- **Work to do**: Copy nothing but the text: repeat each entry exactly and drop the images.

[Dataset entries]

* START *

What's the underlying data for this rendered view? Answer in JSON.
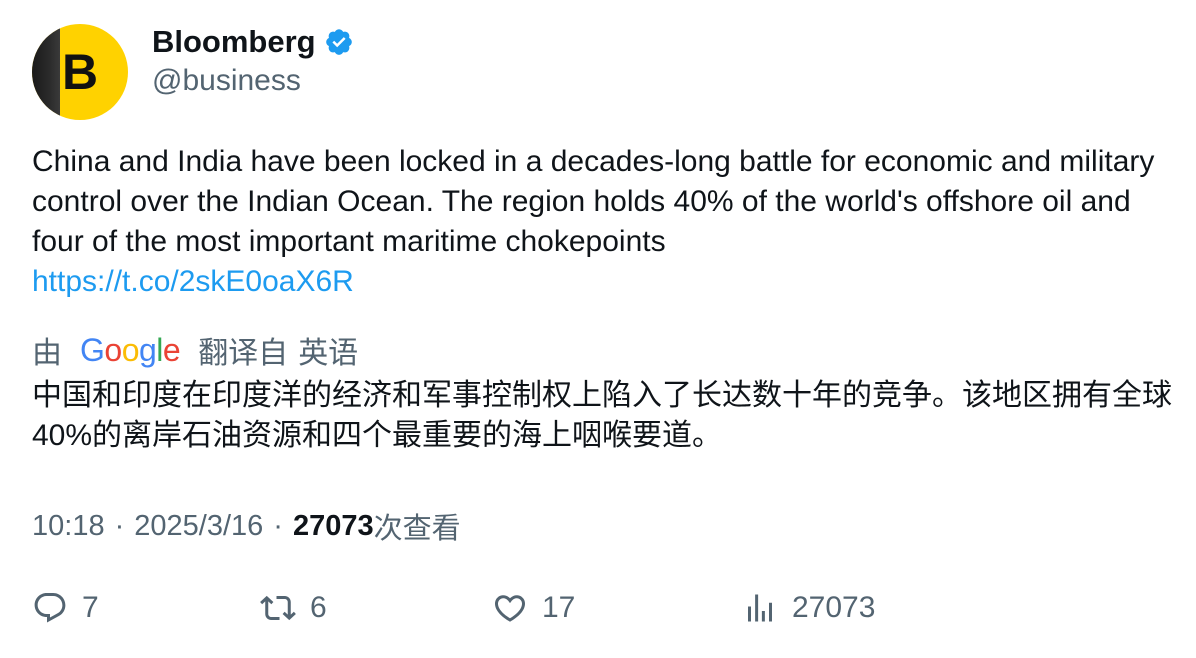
{
  "author": {
    "name": "Bloomberg",
    "handle": "@business",
    "avatar_letter": "B",
    "verified_icon": "verified-badge-icon"
  },
  "tweet": {
    "text": "China and India have been locked in a decades-long battle for economic and military control over the Indian Ocean. The region holds 40% of the world's offshore oil and four of the most important maritime chokepoints",
    "link": "https://t.co/2skE0oaX6R"
  },
  "translation": {
    "prefix": "由",
    "provider": "Google",
    "label": "翻译自",
    "language": "英语",
    "text": "中国和印度在印度洋的经济和军事控制权上陷入了长达数十年的竞争。该地区拥有全球40%的离岸石油资源和四个最重要的海上咽喉要道。"
  },
  "meta": {
    "time": "10:18",
    "separator": "·",
    "date": "2025/3/16",
    "views_count": "27073",
    "views_label": "次查看"
  },
  "actions": {
    "replies": "7",
    "retweets": "6",
    "likes": "17",
    "views": "27073"
  },
  "colors": {
    "link": "#1d9bf0",
    "muted": "#536471",
    "text": "#0f1419",
    "verified": "#1d9bf0",
    "avatar_bg": "#ffd200"
  }
}
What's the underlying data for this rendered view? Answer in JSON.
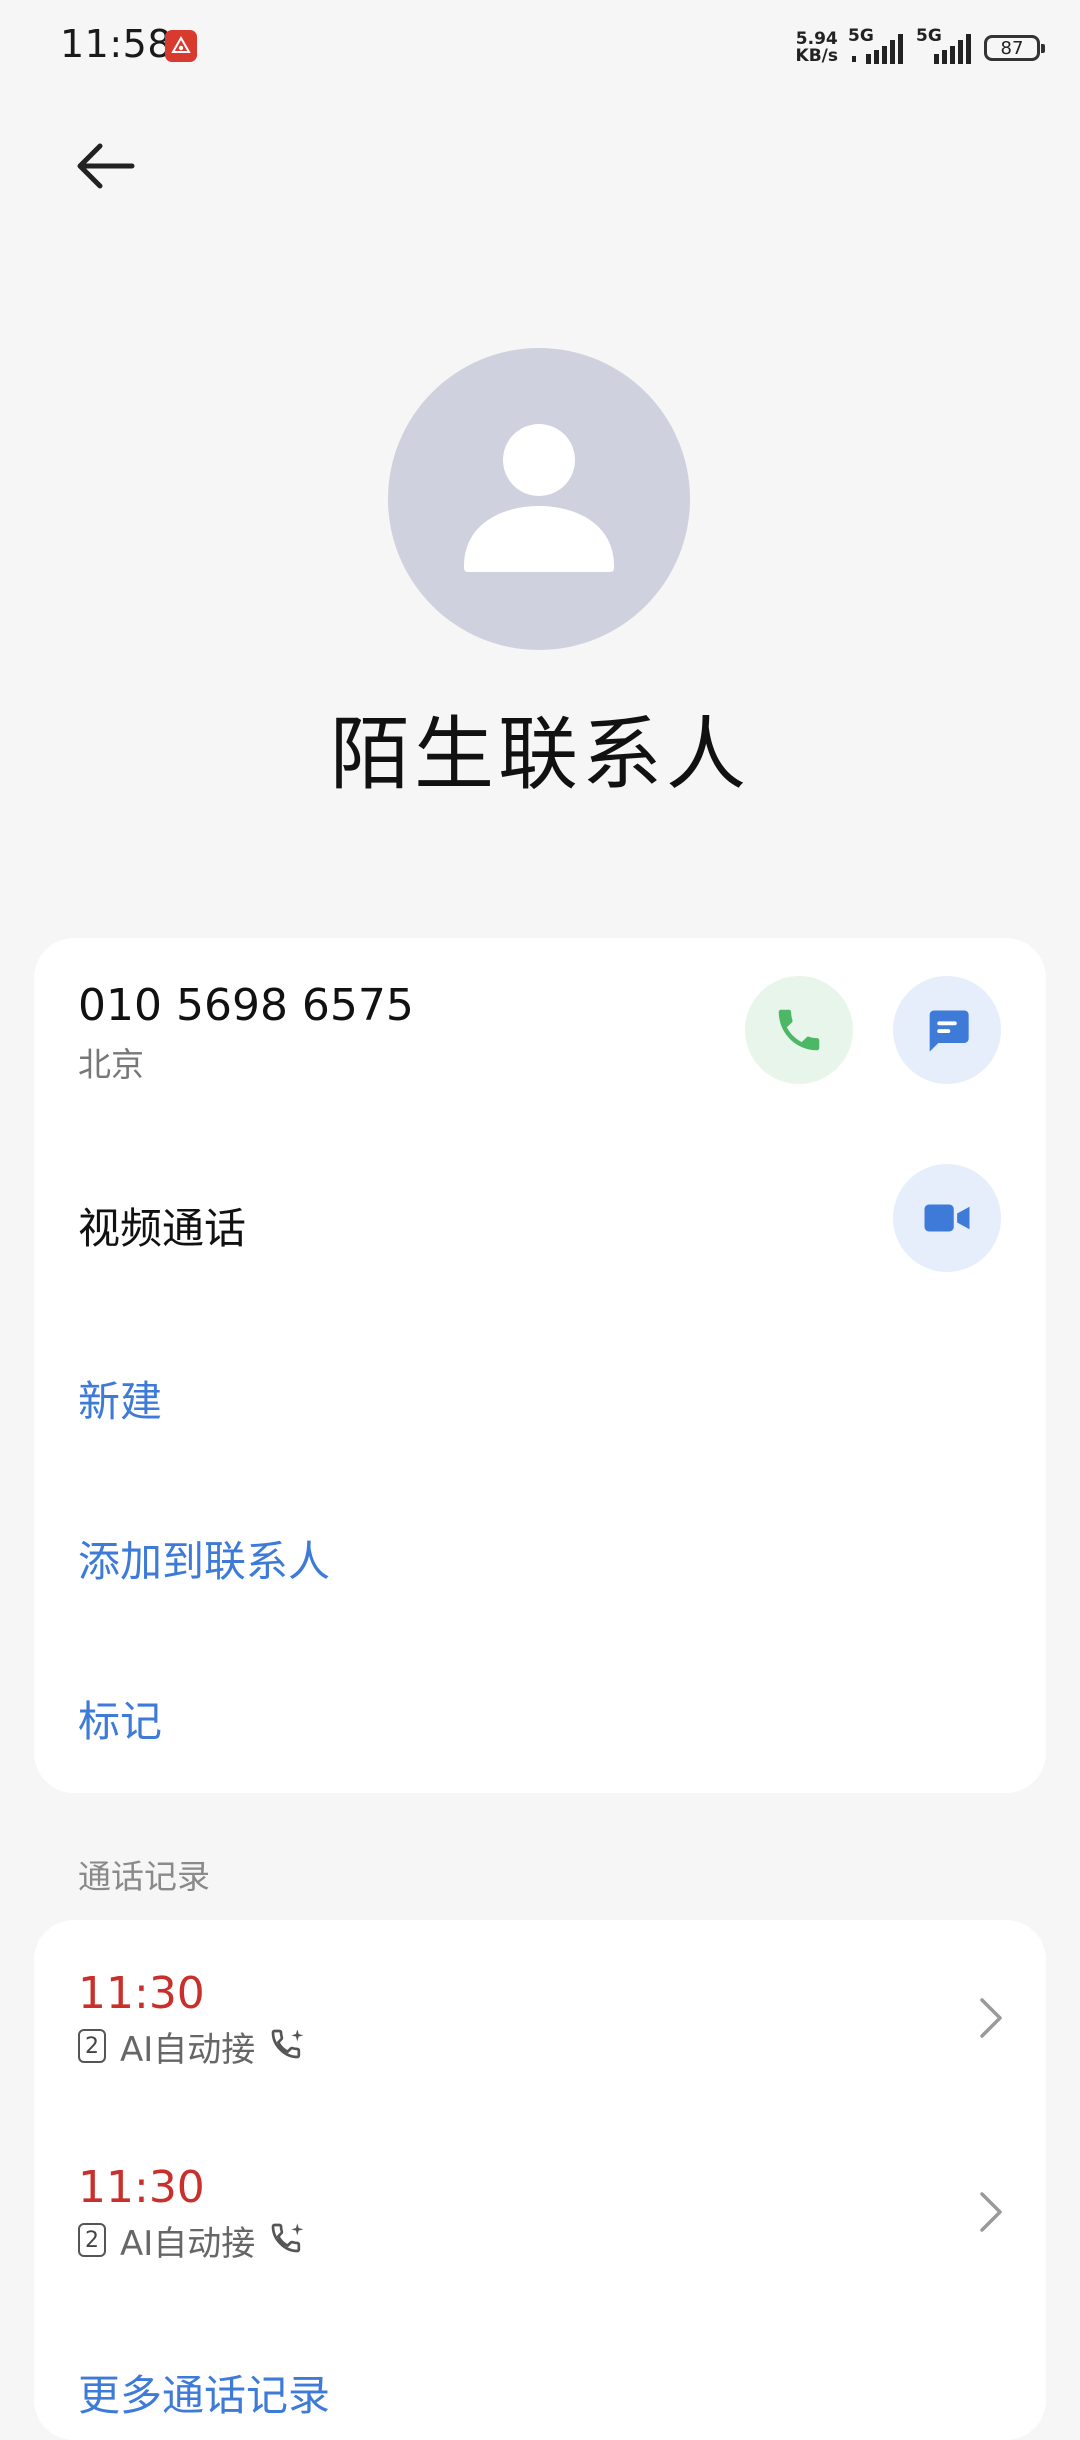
{
  "status_bar": {
    "time": "11:58",
    "net_speed_value": "5.94",
    "net_speed_unit": "KB/s",
    "sim1_network": "5G",
    "sim2_network": "5G",
    "battery": "87",
    "notification_icon": "app-notification-icon"
  },
  "contact": {
    "name": "陌生联系人",
    "phone": "010 5698 6575",
    "location": "北京"
  },
  "actions": {
    "video_call_label": "视频通话",
    "new_label": "新建",
    "add_to_contacts_label": "添加到联系人",
    "mark_label": "标记"
  },
  "call_log": {
    "section_title": "通话记录",
    "entries": [
      {
        "time": "11:30",
        "sim": "2",
        "label": "AI自动接"
      },
      {
        "time": "11:30",
        "sim": "2",
        "label": "AI自动接"
      }
    ],
    "more_label": "更多通话记录"
  },
  "colors": {
    "accent_blue": "#3e7bd8",
    "missed_red": "#c9302c",
    "call_green": "#4cb865",
    "avatar_bg": "#cfd1de"
  }
}
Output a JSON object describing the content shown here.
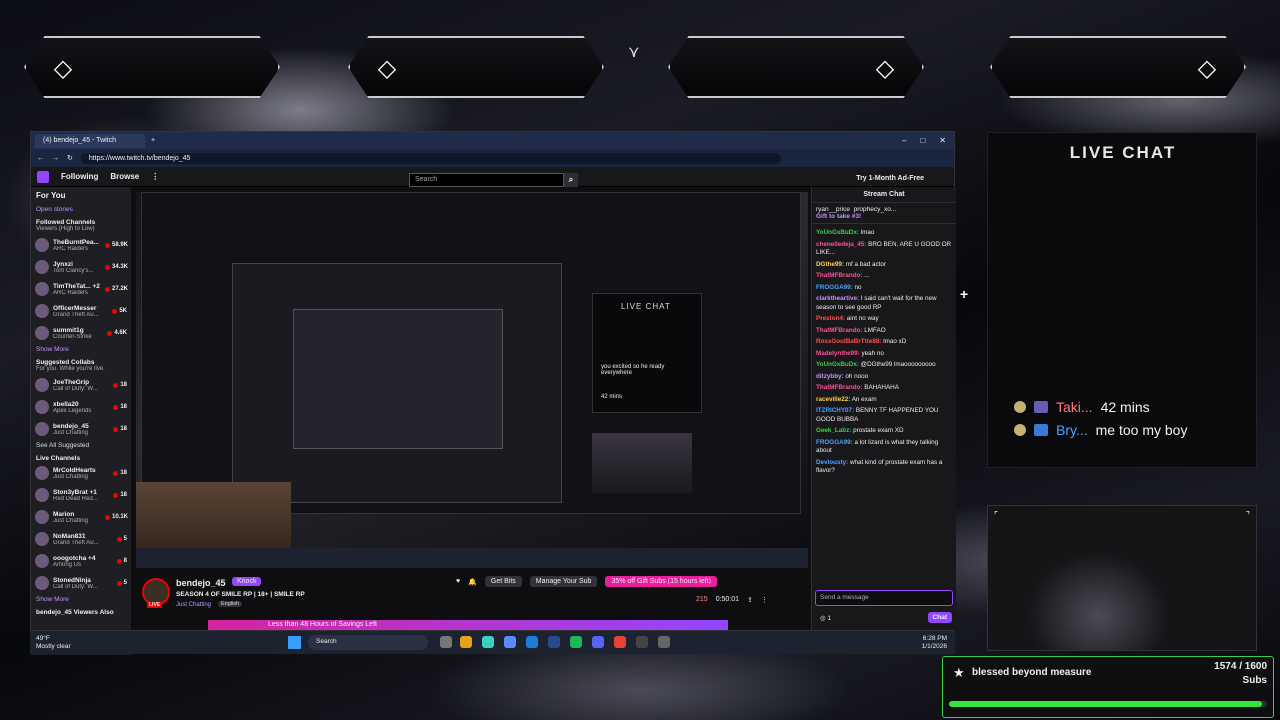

* END *

- **Solution below**:
What's the underlying data for this rendered view? Answer in JSON.
{
  "author": {
    "name": "Bloomberg",
    "handle": "@business",
    "avatar_letter": "B",
    "verified_icon": "verified-badge-icon"
  },
  "tweet": {
    "text": "China and India have been locked in a decades-long battle for economic and military control over the Indian Ocean. The region holds 40% of the world's offshore oil and four of the most important maritime chokepoints",
    "link": "https://t.co/2skE0oaX6R"
  },
  "translation": {
    "prefix": "由",
    "provider": "Google",
    "label": "翻译自",
    "language": "英语",
    "text": "中国和印度在印度洋的经济和军事控制权上陷入了长达数十年的竞争。该地区拥有全球40%的离岸石油资源和四个最重要的海上咽喉要道。"
  },
  "meta": {
    "time": "10:18",
    "separator": "·",
    "date": "2025/3/16",
    "views_count": "27073",
    "views_label": "次查看"
  },
  "actions": {
    "replies": "7",
    "retweets": "6",
    "likes": "17",
    "views": "27073"
  },
  "colors": {
    "link": "#1d9bf0",
    "muted": "#536471",
    "text": "#0f1419",
    "verified": "#1d9bf0",
    "avatar_bg": "#ffd200"
  }
}
What's the underlying data for this rendered view? Answer in JSON.
{
  "status_bar": {
    "time": "11:58",
    "net_speed_value": "5.94",
    "net_speed_unit": "KB/s",
    "sim1_network": "5G",
    "sim2_network": "5G",
    "battery": "87",
    "notification_icon": "app-notification-icon"
  },
  "contact": {
    "name": "陌生联系人",
    "phone": "010 5698 6575",
    "location": "北京"
  },
  "actions": {
    "video_call_label": "视频通话",
    "new_label": "新建",
    "add_to_contacts_label": "添加到联系人",
    "mark_label": "标记"
  },
  "call_log": {
    "section_title": "通话记录",
    "entries": [
      {
        "time": "11:30",
        "sim": "2",
        "label": "AI自动接"
      },
      {
        "time": "11:30",
        "sim": "2",
        "label": "AI自动接"
      }
    ],
    "more_label": "更多通话记录"
  },
  "colors": {
    "accent_blue": "#3e7bd8",
    "missed_red": "#c9302c",
    "call_green": "#4cb865",
    "avatar_bg": "#cfd1de"
  }
}
Output a JSON object describing the content shown here.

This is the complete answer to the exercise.